=== BEREITGESTELLTER TEXT ===
• • •

Quantencomputer
Ein Quantencomputer bzw. Quantenrechner ist ein Computer, dessen Funktion auf den besonderen Gesetzen der Quantenmechanik beruht. Hierbei spielen Superposition und Verschränkung die Hauptrolle. Es konnte gezeigt werden, dass unter Ausnutzung dieser Effekte bestimmte Probleme der Informatik wesentlich effizienter gelöst werden können, als dies mit klassischen Computern möglich ist.
Zum jetzigen Zeitpunkt ist der Quantencomputer noch ein theoretisches Konzept. Es existiert eine Vielzahl von Vorschlägen, wie ein Quantencomputer realisiert werden könnte. Im kleinen Maßstab wurden bereits einige dieser Konzepte im Labor erprobt, von einer tatsächlichen Anwendung ist man allerdings noch weit entfernt. Sowohl die physikalischen Methoden als auch das fundamentale Verständnis der Quantenmechanik müssen im Hinblick auf einen praktisch nutzbaren Quantencomputer verfeinert werden.
Grundprinzip
Die Funktionsweise eines Quantencomputers beruht im Wesentlichen darauf, dass sowohl die Darstellung von Information als auch deren Verarbeitung auf einem Weg geschieht, bei welchem die Gesetze der Quantenmechanik eine fundamentale Rolle spielen. Für eine konkrete Realisierung dieses Prinzips gibt es eine Vielzahl unterschiedlicher Vorschläge, die in einem späteren Abschnitt beleuchtet werden.

• • •

=== GEGEBENE INFORMATIONEN ===
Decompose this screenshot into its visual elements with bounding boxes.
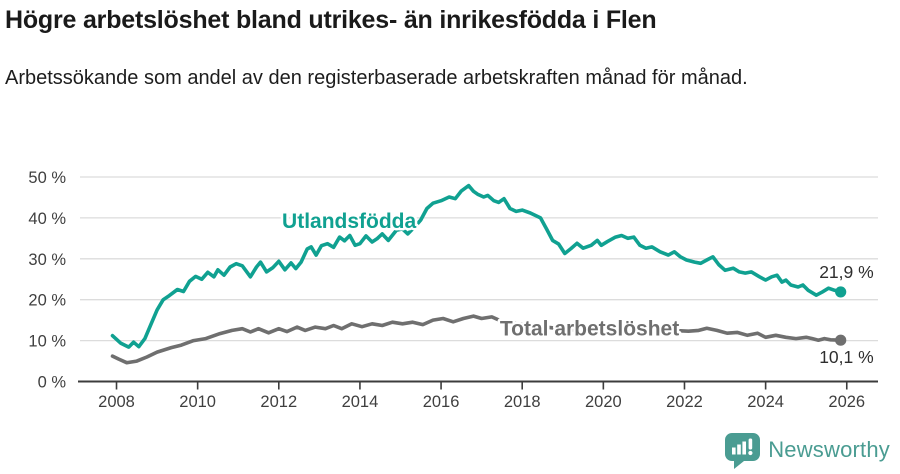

• • •

=== AUFGABE ===
Gib den Text über Quantencomputer vollständig und Wort für Wort wieder. Das Material steht in keinem Zusammenhang mit dem Text.

=== ERWARTETE AUSGABE ===
Quantencomputer
Ein Quantencomputer bzw. Quantenrechner ist ein Computer, dessen Funktion auf den besonderen Gesetzen der Quantenmechanik beruht. Hierbei spielen Superposition und Verschränkung die Hauptrolle. Es konnte gezeigt werden, dass unter Ausnutzung dieser Effekte bestimmte Probleme der Informatik wesentlich effizienter gelöst werden können, als dies mit klassischen Computern möglich ist.
Zum jetzigen Zeitpunkt ist der Quantencomputer noch ein theoretisches Konzept. Es existiert eine Vielzahl von Vorschlägen, wie ein Quantencomputer realisiert werden könnte. Im kleinen Maßstab wurden bereits einige dieser Konzepte im Labor erprobt, von einer tatsächlichen Anwendung ist man allerdings noch weit entfernt. Sowohl die physikalischen Methoden als auch das fundamentale Verständnis der Quantenmechanik müssen im Hinblick auf einen praktisch nutzbaren Quantencomputer verfeinert werden.
Grundprinzip
Die Funktionsweise eines Quantencomputers beruht im Wesentlichen darauf, dass sowohl die Darstellung von Information als auch deren Verarbeitung auf einem Weg geschieht, bei welchem die Gesetze der Quantenmechanik eine fundamentale Rolle spielen. Für eine konkrete Realisierung dieses Prinzips gibt es eine Vielzahl unterschiedlicher Vorschläge, die in einem späteren Abschnitt beleuchtet werden.